**TASK BRIEF:** Print the entries verbatim, leaving out the images they contain.

□ □ □ □

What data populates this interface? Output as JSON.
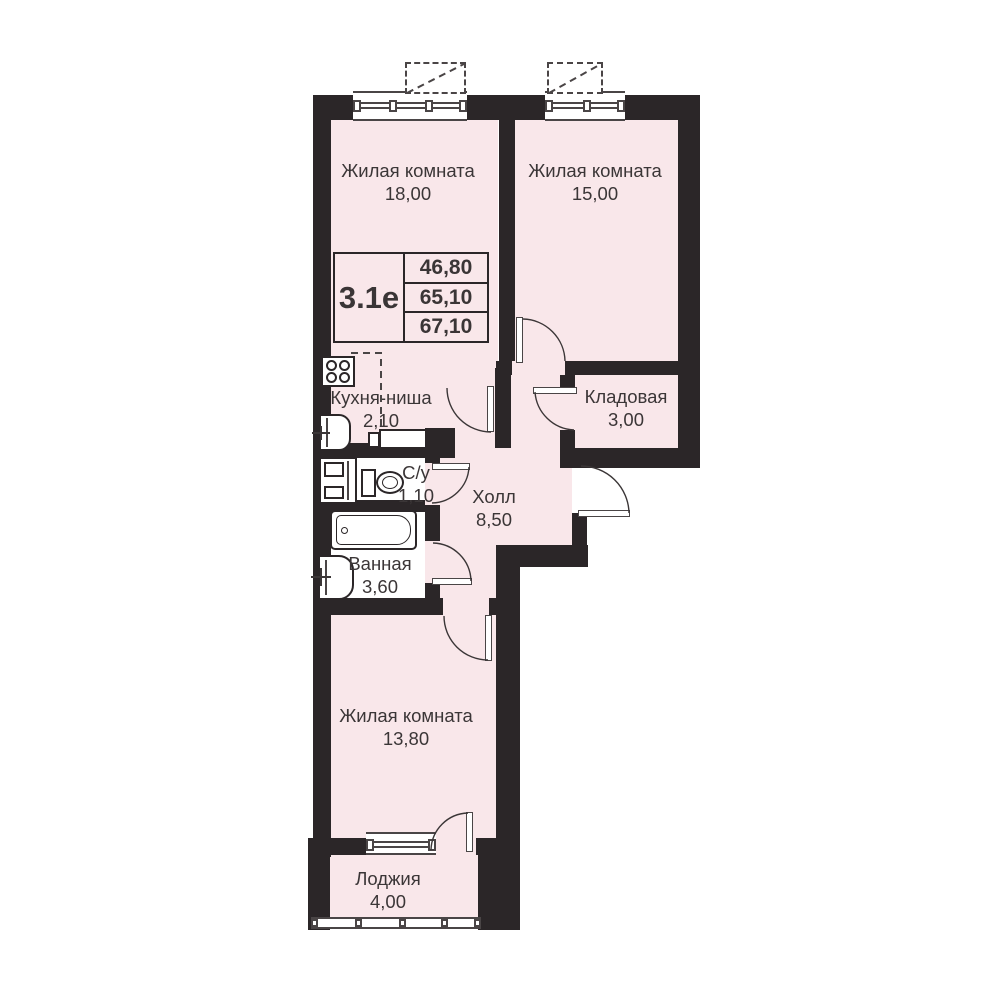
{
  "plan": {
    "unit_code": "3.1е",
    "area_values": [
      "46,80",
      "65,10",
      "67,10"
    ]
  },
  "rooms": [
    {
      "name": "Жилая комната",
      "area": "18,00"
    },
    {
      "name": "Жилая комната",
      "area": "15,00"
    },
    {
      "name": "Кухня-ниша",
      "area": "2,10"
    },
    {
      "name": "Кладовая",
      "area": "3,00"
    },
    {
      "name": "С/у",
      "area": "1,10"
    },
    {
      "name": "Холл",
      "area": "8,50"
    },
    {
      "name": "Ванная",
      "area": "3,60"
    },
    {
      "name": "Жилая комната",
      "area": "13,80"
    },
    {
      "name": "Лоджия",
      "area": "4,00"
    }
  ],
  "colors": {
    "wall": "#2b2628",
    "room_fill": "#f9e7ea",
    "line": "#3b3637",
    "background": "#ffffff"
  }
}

□ □ □ □

**WRITTEN RESPONSE:**
What data populates this interface? Output as JSON.
{
  "plan": {
    "unit_code": "3.1е",
    "area_values": [
      "46,80",
      "65,10",
      "67,10"
    ]
  },
  "rooms": [
    {
      "name": "Жилая комната",
      "area": "18,00"
    },
    {
      "name": "Жилая комната",
      "area": "15,00"
    },
    {
      "name": "Кухня-ниша",
      "area": "2,10"
    },
    {
      "name": "Кладовая",
      "area": "3,00"
    },
    {
      "name": "С/у",
      "area": "1,10"
    },
    {
      "name": "Холл",
      "area": "8,50"
    },
    {
      "name": "Ванная",
      "area": "3,60"
    },
    {
      "name": "Жилая комната",
      "area": "13,80"
    },
    {
      "name": "Лоджия",
      "area": "4,00"
    }
  ],
  "colors": {
    "wall": "#2b2628",
    "room_fill": "#f9e7ea",
    "line": "#3b3637",
    "background": "#ffffff"
  }
}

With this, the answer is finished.